━━━━━ MATERIAL PROVIDED ━━━━━

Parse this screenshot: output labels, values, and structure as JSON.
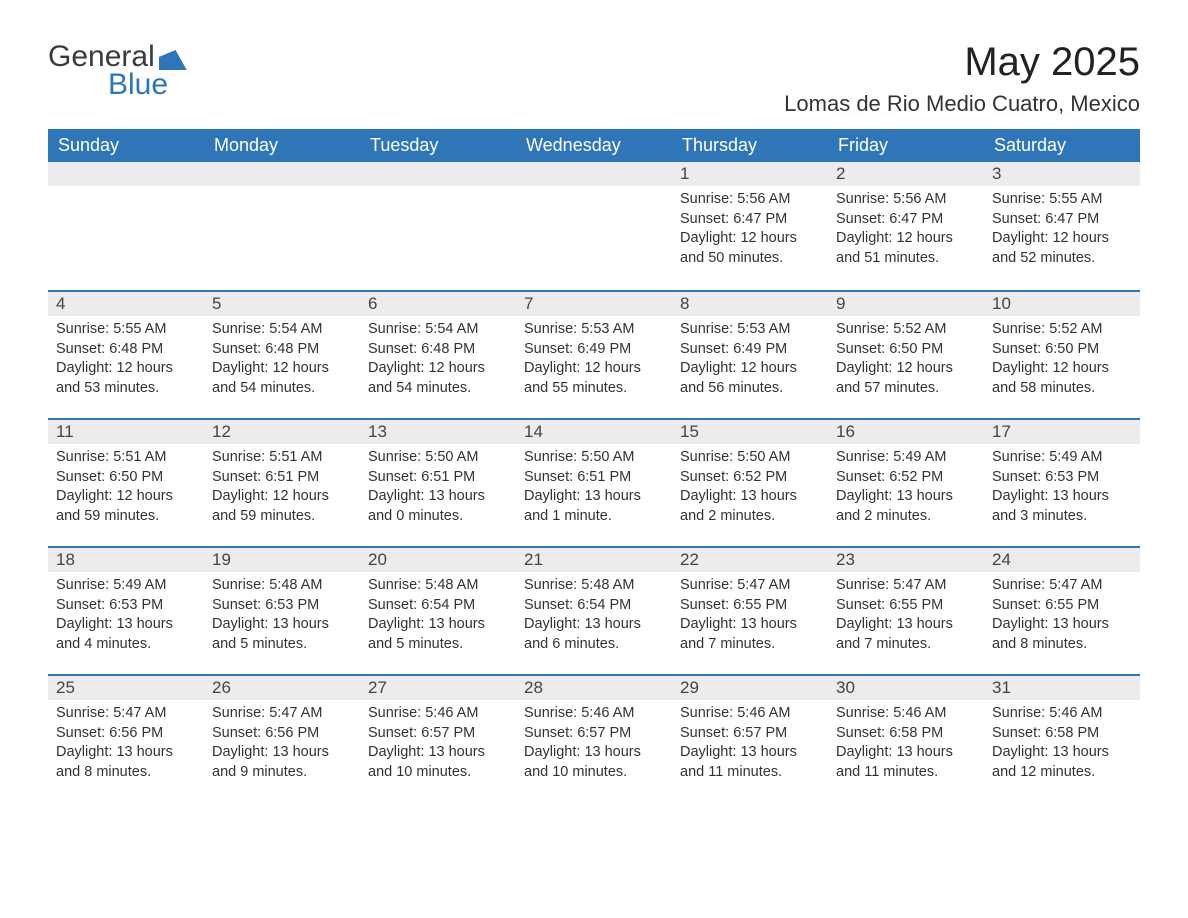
{
  "logo": {
    "text1": "General",
    "text2": "Blue"
  },
  "title": "May 2025",
  "location": "Lomas de Rio Medio Cuatro, Mexico",
  "colors": {
    "header_bg": "#2f76b8",
    "header_text": "#ffffff",
    "daynum_bg": "#ececec",
    "border_top": "#2f76b8",
    "body_text": "#333333",
    "page_bg": "#ffffff"
  },
  "weekdays": [
    "Sunday",
    "Monday",
    "Tuesday",
    "Wednesday",
    "Thursday",
    "Friday",
    "Saturday"
  ],
  "weeks": [
    [
      null,
      null,
      null,
      null,
      {
        "d": "1",
        "sunrise": "5:56 AM",
        "sunset": "6:47 PM",
        "daylight": "12 hours and 50 minutes."
      },
      {
        "d": "2",
        "sunrise": "5:56 AM",
        "sunset": "6:47 PM",
        "daylight": "12 hours and 51 minutes."
      },
      {
        "d": "3",
        "sunrise": "5:55 AM",
        "sunset": "6:47 PM",
        "daylight": "12 hours and 52 minutes."
      }
    ],
    [
      {
        "d": "4",
        "sunrise": "5:55 AM",
        "sunset": "6:48 PM",
        "daylight": "12 hours and 53 minutes."
      },
      {
        "d": "5",
        "sunrise": "5:54 AM",
        "sunset": "6:48 PM",
        "daylight": "12 hours and 54 minutes."
      },
      {
        "d": "6",
        "sunrise": "5:54 AM",
        "sunset": "6:48 PM",
        "daylight": "12 hours and 54 minutes."
      },
      {
        "d": "7",
        "sunrise": "5:53 AM",
        "sunset": "6:49 PM",
        "daylight": "12 hours and 55 minutes."
      },
      {
        "d": "8",
        "sunrise": "5:53 AM",
        "sunset": "6:49 PM",
        "daylight": "12 hours and 56 minutes."
      },
      {
        "d": "9",
        "sunrise": "5:52 AM",
        "sunset": "6:50 PM",
        "daylight": "12 hours and 57 minutes."
      },
      {
        "d": "10",
        "sunrise": "5:52 AM",
        "sunset": "6:50 PM",
        "daylight": "12 hours and 58 minutes."
      }
    ],
    [
      {
        "d": "11",
        "sunrise": "5:51 AM",
        "sunset": "6:50 PM",
        "daylight": "12 hours and 59 minutes."
      },
      {
        "d": "12",
        "sunrise": "5:51 AM",
        "sunset": "6:51 PM",
        "daylight": "12 hours and 59 minutes."
      },
      {
        "d": "13",
        "sunrise": "5:50 AM",
        "sunset": "6:51 PM",
        "daylight": "13 hours and 0 minutes."
      },
      {
        "d": "14",
        "sunrise": "5:50 AM",
        "sunset": "6:51 PM",
        "daylight": "13 hours and 1 minute."
      },
      {
        "d": "15",
        "sunrise": "5:50 AM",
        "sunset": "6:52 PM",
        "daylight": "13 hours and 2 minutes."
      },
      {
        "d": "16",
        "sunrise": "5:49 AM",
        "sunset": "6:52 PM",
        "daylight": "13 hours and 2 minutes."
      },
      {
        "d": "17",
        "sunrise": "5:49 AM",
        "sunset": "6:53 PM",
        "daylight": "13 hours and 3 minutes."
      }
    ],
    [
      {
        "d": "18",
        "sunrise": "5:49 AM",
        "sunset": "6:53 PM",
        "daylight": "13 hours and 4 minutes."
      },
      {
        "d": "19",
        "sunrise": "5:48 AM",
        "sunset": "6:53 PM",
        "daylight": "13 hours and 5 minutes."
      },
      {
        "d": "20",
        "sunrise": "5:48 AM",
        "sunset": "6:54 PM",
        "daylight": "13 hours and 5 minutes."
      },
      {
        "d": "21",
        "sunrise": "5:48 AM",
        "sunset": "6:54 PM",
        "daylight": "13 hours and 6 minutes."
      },
      {
        "d": "22",
        "sunrise": "5:47 AM",
        "sunset": "6:55 PM",
        "daylight": "13 hours and 7 minutes."
      },
      {
        "d": "23",
        "sunrise": "5:47 AM",
        "sunset": "6:55 PM",
        "daylight": "13 hours and 7 minutes."
      },
      {
        "d": "24",
        "sunrise": "5:47 AM",
        "sunset": "6:55 PM",
        "daylight": "13 hours and 8 minutes."
      }
    ],
    [
      {
        "d": "25",
        "sunrise": "5:47 AM",
        "sunset": "6:56 PM",
        "daylight": "13 hours and 8 minutes."
      },
      {
        "d": "26",
        "sunrise": "5:47 AM",
        "sunset": "6:56 PM",
        "daylight": "13 hours and 9 minutes."
      },
      {
        "d": "27",
        "sunrise": "5:46 AM",
        "sunset": "6:57 PM",
        "daylight": "13 hours and 10 minutes."
      },
      {
        "d": "28",
        "sunrise": "5:46 AM",
        "sunset": "6:57 PM",
        "daylight": "13 hours and 10 minutes."
      },
      {
        "d": "29",
        "sunrise": "5:46 AM",
        "sunset": "6:57 PM",
        "daylight": "13 hours and 11 minutes."
      },
      {
        "d": "30",
        "sunrise": "5:46 AM",
        "sunset": "6:58 PM",
        "daylight": "13 hours and 11 minutes."
      },
      {
        "d": "31",
        "sunrise": "5:46 AM",
        "sunset": "6:58 PM",
        "daylight": "13 hours and 12 minutes."
      }
    ]
  ],
  "labels": {
    "sunrise": "Sunrise: ",
    "sunset": "Sunset: ",
    "daylight": "Daylight: "
  }
}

━━━━━

◆ **DO THIS**:
Only the count is wanted: report how many lines of the material above hold the word "labels".

◆ **REPLY**:
2